REQUIREMENT.
Collect each line of the records containing the string "Zoology".

---------- EXCERPTED RECORDS

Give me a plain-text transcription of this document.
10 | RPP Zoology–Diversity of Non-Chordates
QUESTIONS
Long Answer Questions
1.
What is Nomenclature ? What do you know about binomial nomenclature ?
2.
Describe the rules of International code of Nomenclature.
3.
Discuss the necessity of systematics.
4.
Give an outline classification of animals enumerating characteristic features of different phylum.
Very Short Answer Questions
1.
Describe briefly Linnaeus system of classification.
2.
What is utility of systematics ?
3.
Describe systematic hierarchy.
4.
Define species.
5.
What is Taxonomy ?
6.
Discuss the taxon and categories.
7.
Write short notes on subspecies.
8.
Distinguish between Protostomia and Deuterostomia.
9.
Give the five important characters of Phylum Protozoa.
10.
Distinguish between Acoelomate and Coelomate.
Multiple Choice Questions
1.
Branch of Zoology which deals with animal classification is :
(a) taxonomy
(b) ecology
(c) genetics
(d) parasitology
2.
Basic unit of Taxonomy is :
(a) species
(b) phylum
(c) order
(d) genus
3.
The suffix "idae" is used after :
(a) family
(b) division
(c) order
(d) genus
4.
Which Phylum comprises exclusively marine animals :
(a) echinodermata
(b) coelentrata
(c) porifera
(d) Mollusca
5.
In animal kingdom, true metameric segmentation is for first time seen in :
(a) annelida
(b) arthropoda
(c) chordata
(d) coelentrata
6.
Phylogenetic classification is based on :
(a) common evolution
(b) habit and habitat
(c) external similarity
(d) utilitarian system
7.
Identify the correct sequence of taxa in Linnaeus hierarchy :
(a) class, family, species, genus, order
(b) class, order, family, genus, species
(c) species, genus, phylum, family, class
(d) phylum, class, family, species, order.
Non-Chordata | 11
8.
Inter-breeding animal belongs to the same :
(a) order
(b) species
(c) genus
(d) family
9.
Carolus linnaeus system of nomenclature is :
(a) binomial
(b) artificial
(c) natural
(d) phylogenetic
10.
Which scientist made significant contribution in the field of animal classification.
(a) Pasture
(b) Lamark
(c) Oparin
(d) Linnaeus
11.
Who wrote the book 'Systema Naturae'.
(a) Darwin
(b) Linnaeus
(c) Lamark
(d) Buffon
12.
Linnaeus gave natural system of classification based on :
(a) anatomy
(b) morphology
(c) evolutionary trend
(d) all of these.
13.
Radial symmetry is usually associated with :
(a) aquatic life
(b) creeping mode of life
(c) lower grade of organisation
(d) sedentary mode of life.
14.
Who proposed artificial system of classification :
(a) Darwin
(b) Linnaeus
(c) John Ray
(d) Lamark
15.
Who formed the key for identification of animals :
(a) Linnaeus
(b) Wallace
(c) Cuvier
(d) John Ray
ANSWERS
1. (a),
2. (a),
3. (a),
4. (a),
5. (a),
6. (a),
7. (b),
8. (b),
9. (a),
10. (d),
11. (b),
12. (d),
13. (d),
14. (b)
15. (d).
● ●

--------------------

FULL SOLUTION.
10 | RPP Zoology–Diversity of Non-Chordates
Branch of Zoology which deals with animal classification is :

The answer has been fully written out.